— start EXERCISE MATERIALS —

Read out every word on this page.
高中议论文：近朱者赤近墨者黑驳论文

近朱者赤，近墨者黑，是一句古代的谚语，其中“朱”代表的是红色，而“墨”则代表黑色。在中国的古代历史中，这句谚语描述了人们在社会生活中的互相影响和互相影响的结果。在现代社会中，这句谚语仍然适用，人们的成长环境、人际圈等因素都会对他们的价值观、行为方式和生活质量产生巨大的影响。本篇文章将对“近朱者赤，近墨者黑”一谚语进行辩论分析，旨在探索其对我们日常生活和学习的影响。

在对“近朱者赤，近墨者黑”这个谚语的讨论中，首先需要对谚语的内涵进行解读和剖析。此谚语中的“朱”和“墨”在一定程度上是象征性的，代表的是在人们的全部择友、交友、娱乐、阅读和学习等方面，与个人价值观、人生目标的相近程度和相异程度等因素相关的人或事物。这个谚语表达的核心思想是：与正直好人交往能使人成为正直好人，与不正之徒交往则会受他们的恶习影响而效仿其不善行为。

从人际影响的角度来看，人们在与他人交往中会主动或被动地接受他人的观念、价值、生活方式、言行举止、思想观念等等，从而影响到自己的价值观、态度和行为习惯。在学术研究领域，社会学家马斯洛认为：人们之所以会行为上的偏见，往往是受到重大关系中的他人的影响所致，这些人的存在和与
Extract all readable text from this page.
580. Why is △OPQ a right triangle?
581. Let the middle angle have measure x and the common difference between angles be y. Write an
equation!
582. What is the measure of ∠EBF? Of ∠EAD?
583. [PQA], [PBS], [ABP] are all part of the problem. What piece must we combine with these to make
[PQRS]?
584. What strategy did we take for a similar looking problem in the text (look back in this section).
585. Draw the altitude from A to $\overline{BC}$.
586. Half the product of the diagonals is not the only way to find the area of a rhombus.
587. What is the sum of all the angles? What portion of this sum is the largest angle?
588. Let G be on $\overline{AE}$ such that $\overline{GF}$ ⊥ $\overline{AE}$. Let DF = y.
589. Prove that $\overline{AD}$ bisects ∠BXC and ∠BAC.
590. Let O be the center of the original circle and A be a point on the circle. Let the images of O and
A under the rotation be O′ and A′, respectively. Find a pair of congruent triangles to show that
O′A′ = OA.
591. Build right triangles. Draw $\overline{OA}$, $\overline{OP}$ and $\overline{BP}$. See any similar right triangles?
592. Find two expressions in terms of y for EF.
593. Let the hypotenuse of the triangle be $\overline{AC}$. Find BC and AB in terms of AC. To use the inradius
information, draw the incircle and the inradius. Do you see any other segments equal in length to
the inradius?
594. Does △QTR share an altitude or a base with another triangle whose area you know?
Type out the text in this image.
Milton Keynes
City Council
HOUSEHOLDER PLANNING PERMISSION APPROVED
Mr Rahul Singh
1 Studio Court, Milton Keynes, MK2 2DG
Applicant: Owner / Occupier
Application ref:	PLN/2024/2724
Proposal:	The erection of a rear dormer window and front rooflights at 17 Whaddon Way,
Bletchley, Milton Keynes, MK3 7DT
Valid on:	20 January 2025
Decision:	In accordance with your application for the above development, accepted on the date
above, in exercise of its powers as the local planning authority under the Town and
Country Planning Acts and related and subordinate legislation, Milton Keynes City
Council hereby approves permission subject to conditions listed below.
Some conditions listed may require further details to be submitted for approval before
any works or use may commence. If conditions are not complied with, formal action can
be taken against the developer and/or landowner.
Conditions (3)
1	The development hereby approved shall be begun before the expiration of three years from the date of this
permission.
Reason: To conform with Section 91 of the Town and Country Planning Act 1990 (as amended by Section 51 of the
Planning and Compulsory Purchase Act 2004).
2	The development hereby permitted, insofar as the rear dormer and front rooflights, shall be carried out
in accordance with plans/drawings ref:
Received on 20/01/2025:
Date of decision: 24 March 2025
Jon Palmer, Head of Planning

— end EXERCISE MATERIALS —

◆ **THE EXERCISE**: Write out exactly the lines starting with the one that holds "Type out the text in this image." and running through the last line above.

◆ **EXPECTED ANSWER**:
Type out the text in this image.
Milton Keynes
City Council
HOUSEHOLDER PLANNING PERMISSION APPROVED
Mr Rahul Singh
1 Studio Court, Milton Keynes, MK2 2DG
Applicant: Owner / Occupier
Application ref:	PLN/2024/2724
Proposal:	The erection of a rear dormer window and front rooflights at 17 Whaddon Way,
Bletchley, Milton Keynes, MK3 7DT
Valid on:	20 January 2025
Decision:	In accordance with your application for the above development, accepted on the date
above, in exercise of its powers as the local planning authority under the Town and
Country Planning Acts and related and subordinate legislation, Milton Keynes City
Council hereby approves permission subject to conditions listed below.
Some conditions listed may require further details to be submitted for approval before
any works or use may commence. If conditions are not complied with, formal action can
be taken against the developer and/or landowner.
Conditions (3)
1	The development hereby approved shall be begun before the expiration of three years from the date of this
permission.
Reason: To conform with Section 91 of the Town and Country Planning Act 1990 (as amended by Section 51 of the
Planning and Compulsory Purchase Act 2004).
2	The development hereby permitted, insofar as the rear dormer and front rooflights, shall be carried out
in accordance with plans/drawings ref:
Received on 20/01/2025:
Date of decision: 24 March 2025
Jon Palmer, Head of Planning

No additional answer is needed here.